[BEGIN]
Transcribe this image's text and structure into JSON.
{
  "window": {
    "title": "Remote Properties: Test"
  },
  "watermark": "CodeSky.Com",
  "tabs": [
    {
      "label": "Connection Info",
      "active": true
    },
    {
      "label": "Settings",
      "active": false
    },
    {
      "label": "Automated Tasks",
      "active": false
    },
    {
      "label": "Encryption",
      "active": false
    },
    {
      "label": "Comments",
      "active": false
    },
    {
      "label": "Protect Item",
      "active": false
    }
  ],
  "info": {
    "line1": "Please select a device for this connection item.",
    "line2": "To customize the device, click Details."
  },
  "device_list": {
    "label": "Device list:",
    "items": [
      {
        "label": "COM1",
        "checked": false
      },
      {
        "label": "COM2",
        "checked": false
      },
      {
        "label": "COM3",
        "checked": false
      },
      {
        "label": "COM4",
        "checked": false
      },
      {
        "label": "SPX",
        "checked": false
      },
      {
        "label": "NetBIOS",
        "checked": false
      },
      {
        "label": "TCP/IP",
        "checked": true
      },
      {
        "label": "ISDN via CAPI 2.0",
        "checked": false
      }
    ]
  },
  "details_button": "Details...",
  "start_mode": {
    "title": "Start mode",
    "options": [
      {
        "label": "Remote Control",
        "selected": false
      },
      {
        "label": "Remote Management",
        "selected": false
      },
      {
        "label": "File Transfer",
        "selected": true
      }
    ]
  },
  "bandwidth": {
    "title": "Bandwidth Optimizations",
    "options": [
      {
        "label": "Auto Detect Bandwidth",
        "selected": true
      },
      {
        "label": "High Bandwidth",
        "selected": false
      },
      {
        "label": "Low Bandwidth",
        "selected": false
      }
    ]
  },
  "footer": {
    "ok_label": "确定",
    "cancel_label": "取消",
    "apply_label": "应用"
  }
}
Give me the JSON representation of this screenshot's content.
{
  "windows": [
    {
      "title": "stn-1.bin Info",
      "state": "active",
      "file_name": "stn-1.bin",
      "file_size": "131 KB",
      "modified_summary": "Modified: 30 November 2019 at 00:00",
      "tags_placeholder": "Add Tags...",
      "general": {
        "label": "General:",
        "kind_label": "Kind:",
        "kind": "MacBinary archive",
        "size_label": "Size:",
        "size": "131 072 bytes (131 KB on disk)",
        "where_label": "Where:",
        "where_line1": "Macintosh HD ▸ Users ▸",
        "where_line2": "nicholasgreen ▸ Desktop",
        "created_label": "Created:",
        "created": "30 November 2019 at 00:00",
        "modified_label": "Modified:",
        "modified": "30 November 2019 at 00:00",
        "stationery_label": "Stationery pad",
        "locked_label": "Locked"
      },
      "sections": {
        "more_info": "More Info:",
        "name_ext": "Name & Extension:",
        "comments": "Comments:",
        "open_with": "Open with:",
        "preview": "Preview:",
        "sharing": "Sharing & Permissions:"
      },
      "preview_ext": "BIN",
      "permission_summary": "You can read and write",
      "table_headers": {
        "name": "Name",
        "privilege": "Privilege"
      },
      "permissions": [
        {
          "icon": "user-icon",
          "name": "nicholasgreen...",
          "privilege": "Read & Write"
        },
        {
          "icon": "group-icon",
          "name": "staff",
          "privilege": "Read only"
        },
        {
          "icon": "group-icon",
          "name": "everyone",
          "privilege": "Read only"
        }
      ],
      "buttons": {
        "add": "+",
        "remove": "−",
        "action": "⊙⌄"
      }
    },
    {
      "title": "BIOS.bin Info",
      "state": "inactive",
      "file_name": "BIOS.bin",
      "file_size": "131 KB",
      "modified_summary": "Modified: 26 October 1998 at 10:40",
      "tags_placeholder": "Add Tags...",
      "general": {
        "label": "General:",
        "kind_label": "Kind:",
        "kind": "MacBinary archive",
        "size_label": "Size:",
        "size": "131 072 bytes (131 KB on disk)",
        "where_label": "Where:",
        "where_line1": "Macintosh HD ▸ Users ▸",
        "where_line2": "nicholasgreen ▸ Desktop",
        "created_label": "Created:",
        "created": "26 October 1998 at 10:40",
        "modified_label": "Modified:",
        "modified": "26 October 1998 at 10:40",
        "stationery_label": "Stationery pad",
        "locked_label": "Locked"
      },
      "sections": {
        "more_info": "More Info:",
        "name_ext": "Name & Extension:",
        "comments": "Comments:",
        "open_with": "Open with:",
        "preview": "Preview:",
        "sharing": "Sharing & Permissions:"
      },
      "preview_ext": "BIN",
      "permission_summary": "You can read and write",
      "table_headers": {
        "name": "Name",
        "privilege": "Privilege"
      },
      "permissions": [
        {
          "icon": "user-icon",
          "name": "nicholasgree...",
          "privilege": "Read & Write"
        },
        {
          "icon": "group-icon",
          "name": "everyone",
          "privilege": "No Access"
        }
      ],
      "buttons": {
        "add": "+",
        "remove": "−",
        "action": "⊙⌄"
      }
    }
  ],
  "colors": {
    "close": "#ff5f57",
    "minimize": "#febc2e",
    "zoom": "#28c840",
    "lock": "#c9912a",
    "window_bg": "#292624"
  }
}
[END]
- **Job**:
In the records above, find each line holding "title" and copy it.

- **Result of the exercise**:
    "title": "Remote Properties: Test"
    "title": "Start mode",
    "title": "Bandwidth Optimizations",
      "title": "stn-1.bin Info",
      "title": "BIOS.bin Info",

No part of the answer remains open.